DO THIS:
Lay out everything in the data below from the line containing "logo-text-capital: Capital <box>1868" down to the line containing "chart-1-x-tick-label: Spot <box>724" as a Markdown table with the columns No. and Line. Give each line its own numbered row and leave out blank lines.

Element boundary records
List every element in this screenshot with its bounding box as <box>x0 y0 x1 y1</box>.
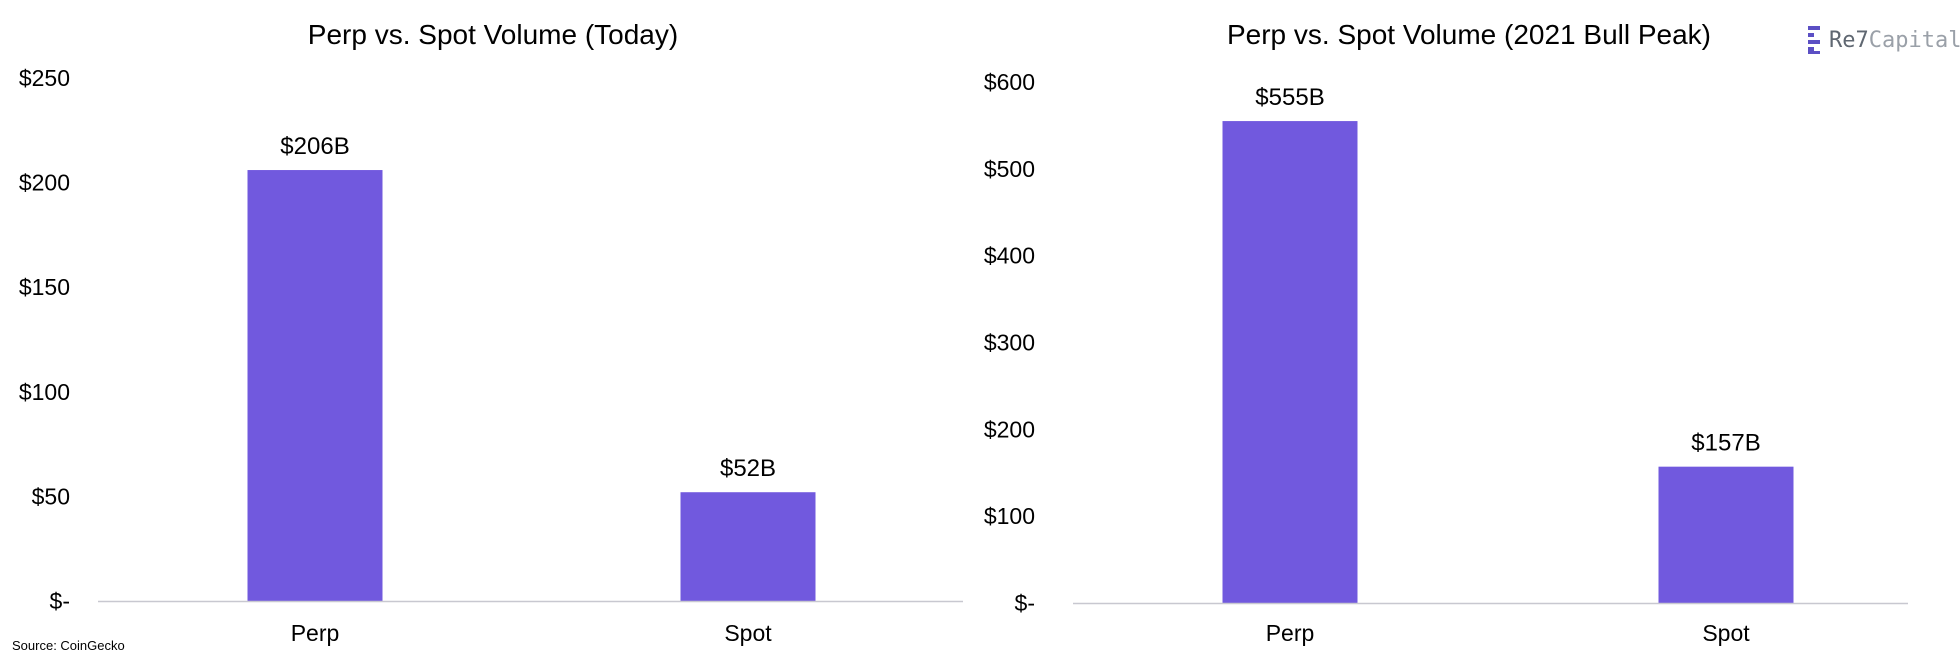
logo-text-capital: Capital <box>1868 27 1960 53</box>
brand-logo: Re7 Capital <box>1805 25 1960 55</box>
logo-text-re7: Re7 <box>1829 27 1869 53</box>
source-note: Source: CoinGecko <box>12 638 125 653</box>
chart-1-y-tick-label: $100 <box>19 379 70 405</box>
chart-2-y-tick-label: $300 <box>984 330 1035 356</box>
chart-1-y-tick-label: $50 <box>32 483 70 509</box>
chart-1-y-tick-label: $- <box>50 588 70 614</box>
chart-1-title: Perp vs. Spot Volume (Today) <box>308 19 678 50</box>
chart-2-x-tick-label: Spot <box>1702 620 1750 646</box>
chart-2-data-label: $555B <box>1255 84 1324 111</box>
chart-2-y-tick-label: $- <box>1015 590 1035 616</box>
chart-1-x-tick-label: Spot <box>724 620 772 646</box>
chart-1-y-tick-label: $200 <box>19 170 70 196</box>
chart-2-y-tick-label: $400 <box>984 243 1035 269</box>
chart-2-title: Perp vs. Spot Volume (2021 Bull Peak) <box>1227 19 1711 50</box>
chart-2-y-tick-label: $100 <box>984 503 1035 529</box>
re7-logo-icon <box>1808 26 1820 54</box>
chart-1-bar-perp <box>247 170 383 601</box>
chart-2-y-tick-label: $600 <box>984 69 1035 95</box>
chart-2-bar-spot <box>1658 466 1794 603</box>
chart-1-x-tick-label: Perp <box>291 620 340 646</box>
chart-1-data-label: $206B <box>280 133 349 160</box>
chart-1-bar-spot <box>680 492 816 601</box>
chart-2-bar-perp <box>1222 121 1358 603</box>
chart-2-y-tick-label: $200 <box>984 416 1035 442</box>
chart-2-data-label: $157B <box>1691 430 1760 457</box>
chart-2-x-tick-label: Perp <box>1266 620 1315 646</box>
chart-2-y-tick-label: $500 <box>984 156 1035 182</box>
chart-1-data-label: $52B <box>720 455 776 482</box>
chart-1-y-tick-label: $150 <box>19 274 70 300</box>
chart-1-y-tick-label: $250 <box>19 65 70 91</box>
* * *
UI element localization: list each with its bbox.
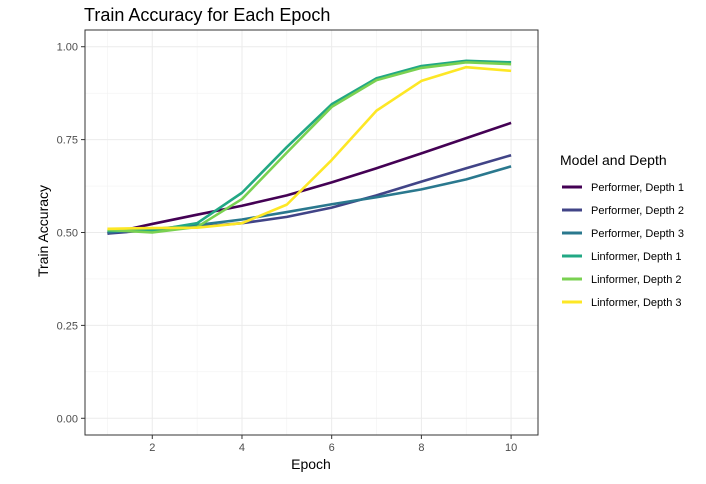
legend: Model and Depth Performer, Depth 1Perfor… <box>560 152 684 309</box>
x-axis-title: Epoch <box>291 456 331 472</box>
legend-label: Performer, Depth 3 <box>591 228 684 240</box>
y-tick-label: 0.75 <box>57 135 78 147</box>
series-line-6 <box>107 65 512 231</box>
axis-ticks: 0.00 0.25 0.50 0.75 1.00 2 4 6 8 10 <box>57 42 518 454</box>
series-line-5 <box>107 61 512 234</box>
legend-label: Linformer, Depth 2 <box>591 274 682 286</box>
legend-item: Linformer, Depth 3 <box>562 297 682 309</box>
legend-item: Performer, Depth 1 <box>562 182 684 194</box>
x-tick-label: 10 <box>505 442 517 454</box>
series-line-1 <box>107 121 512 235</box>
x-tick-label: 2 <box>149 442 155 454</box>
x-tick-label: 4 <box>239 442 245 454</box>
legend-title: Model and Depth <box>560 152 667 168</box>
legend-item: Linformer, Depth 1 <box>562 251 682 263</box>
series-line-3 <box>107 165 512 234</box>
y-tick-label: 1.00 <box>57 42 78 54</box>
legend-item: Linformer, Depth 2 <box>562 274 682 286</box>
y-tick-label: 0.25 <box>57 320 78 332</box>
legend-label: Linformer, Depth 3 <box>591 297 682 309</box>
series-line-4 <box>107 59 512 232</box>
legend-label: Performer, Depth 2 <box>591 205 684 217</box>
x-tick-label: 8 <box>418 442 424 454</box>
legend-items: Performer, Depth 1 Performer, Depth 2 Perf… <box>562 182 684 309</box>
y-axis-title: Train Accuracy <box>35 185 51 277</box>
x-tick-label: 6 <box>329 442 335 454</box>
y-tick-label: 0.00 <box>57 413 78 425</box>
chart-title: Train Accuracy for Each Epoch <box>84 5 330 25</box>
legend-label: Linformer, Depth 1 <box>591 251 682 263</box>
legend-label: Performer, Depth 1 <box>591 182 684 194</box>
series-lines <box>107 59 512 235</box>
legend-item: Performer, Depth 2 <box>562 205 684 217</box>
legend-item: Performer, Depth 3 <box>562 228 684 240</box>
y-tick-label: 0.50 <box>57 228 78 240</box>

TASK ANSWER:
| No. | Line |
|---|---|
| 1 | logo-text-capital: Capital <box>1868 27 1960 53</box> |
| 2 | brand-logo: Re7 Capital <box>1805 25 1960 55</box> |
| 3 | logo-text-re7: Re7 <box>1829 27 1869 53</box> |
| 4 | source-note: Source: CoinGecko <box>12 638 125 653</box> |
| 5 | chart-1-y-tick-label: $100 <box>19 379 70 405</box> |
| 6 | chart-2-y-tick-label: $300 <box>984 330 1035 356</box> |
| 7 | chart-1-y-tick-label: $50 <box>32 483 70 509</box> |
| 8 | chart-1-y-tick-label: $- <box>50 588 70 614</box> |
| 9 | chart-1-title: Perp vs. Spot Volume (Today) <box>308 19 678 50</box> |
| 10 | chart-2-x-tick-label: Spot <box>1702 620 1750 646</box> |
| 11 | chart-2-data-label: $555B <box>1255 84 1324 111</box> |
| 12 | chart-2-y-tick-label: $- <box>1015 590 1035 616</box> |
| 13 | chart-1-x-tick-label: Spot <box>724 620 772 646</box> |